**Work to do:**
Report every line of the entries below that contains the string "interactable", copying each such line in full.

Records of where elements appear:
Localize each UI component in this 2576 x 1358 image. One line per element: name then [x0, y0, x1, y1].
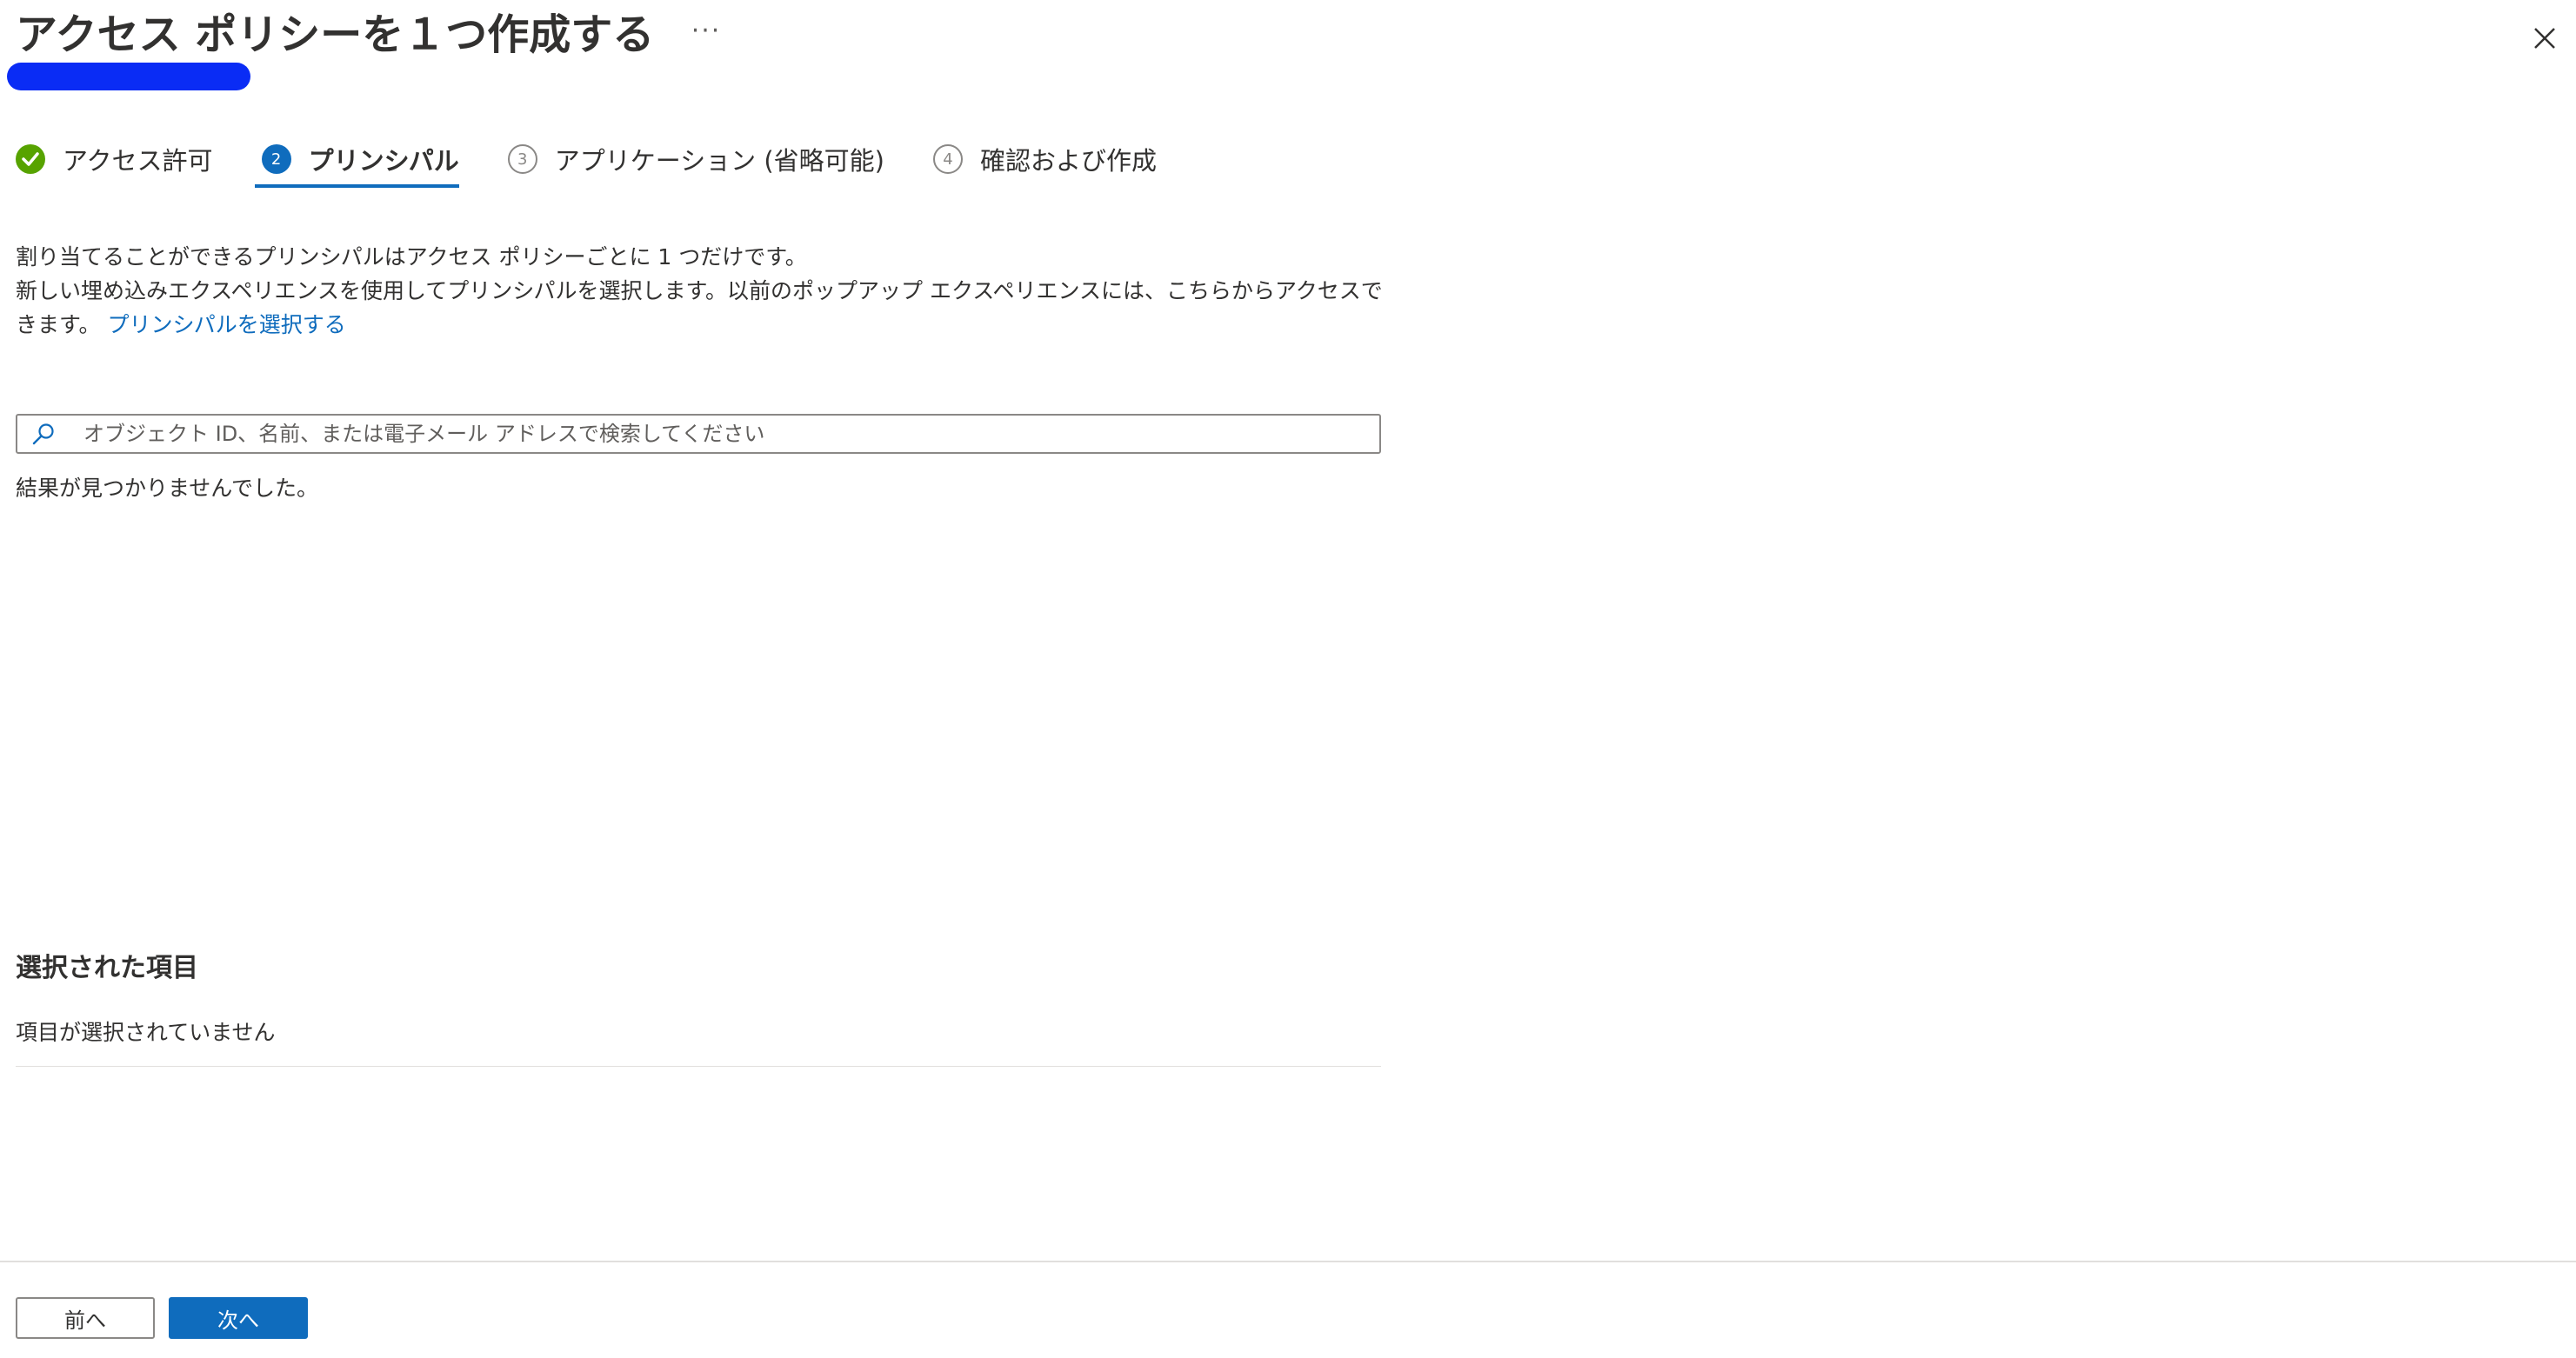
footer-divider	[0, 1261, 2576, 1262]
more-options-button[interactable]: ···	[687, 12, 725, 50]
step-number: 4	[932, 144, 963, 174]
step-review-create[interactable]: 4 確認および作成	[932, 130, 1157, 188]
description-line-1: 割り当てることができるプリンシパルはアクセス ポリシーごとに 1 つだけです。	[16, 244, 807, 270]
step-number: 3	[507, 144, 537, 174]
previous-button[interactable]: 前へ	[16, 1297, 155, 1339]
close-button[interactable]	[2526, 19, 2564, 57]
checkmark-circle-icon	[16, 144, 45, 174]
select-principal-link[interactable]: プリンシパルを選択する	[107, 312, 345, 337]
create-access-policy-blade: アクセス ポリシーを１つ作成する ··· アクセス許可 2 プリンシパル 3 ア…	[0, 0, 2576, 1358]
active-step-indicator	[254, 184, 459, 188]
selected-items-heading: 選択された項目	[16, 953, 198, 983]
search-input[interactable]	[82, 416, 1379, 452]
step-principal[interactable]: 2 プリンシパル	[254, 130, 459, 188]
description: 割り当てることができるプリンシパルはアクセス ポリシーごとに 1 つだけです。 …	[16, 240, 1390, 342]
selected-items-divider	[16, 1066, 1381, 1067]
next-button[interactable]: 次へ	[169, 1297, 308, 1339]
step-access-permission[interactable]: アクセス許可	[16, 130, 213, 188]
step-label: アプリケーション (省略可能)	[554, 146, 884, 176]
close-icon	[2534, 28, 2555, 49]
search-box[interactable]	[16, 414, 1381, 454]
ellipsis-icon: ···	[691, 16, 722, 46]
selected-items-empty-text: 項目が選択されていません	[16, 1020, 276, 1045]
step-label: アクセス許可	[63, 146, 213, 176]
redacted-subtitle	[7, 63, 250, 90]
description-line-2: 新しい埋め込みエクスペリエンスを使用してプリンシパルを選択します。以前のポップア…	[16, 274, 1390, 342]
step-application[interactable]: 3 アプリケーション (省略可能)	[507, 130, 884, 188]
page-title: アクセス ポリシーを１つ作成する	[16, 10, 655, 59]
step-number: 2	[261, 144, 291, 174]
search-icon	[32, 423, 54, 445]
step-label: プリンシパル	[308, 146, 459, 176]
step-label: 確認および作成	[979, 146, 1157, 176]
wizard-steps: アクセス許可 2 プリンシパル 3 アプリケーション (省略可能) 4 確認およ…	[16, 130, 1157, 188]
no-results-text: 結果が見つかりませんでした。	[16, 476, 319, 501]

**Task response:**
more-options-button[interactable]: ···	[687, 12, 725, 50]
step-review-create[interactable]: 4 確認および作成	[932, 130, 1157, 188]
previous-button[interactable]: 前へ	[16, 1297, 155, 1339]
close-button[interactable]	[2526, 19, 2564, 57]
select-principal-link[interactable]: プリンシパルを選択する	[107, 312, 345, 337]
search-input[interactable]	[82, 416, 1379, 452]
step-principal[interactable]: 2 プリンシパル	[254, 130, 459, 188]
next-button[interactable]: 次へ	[169, 1297, 308, 1339]
step-access-permission[interactable]: アクセス許可	[16, 130, 213, 188]
search-box[interactable]	[16, 414, 1381, 454]
step-application[interactable]: 3 アプリケーション (省略可能)	[507, 130, 884, 188]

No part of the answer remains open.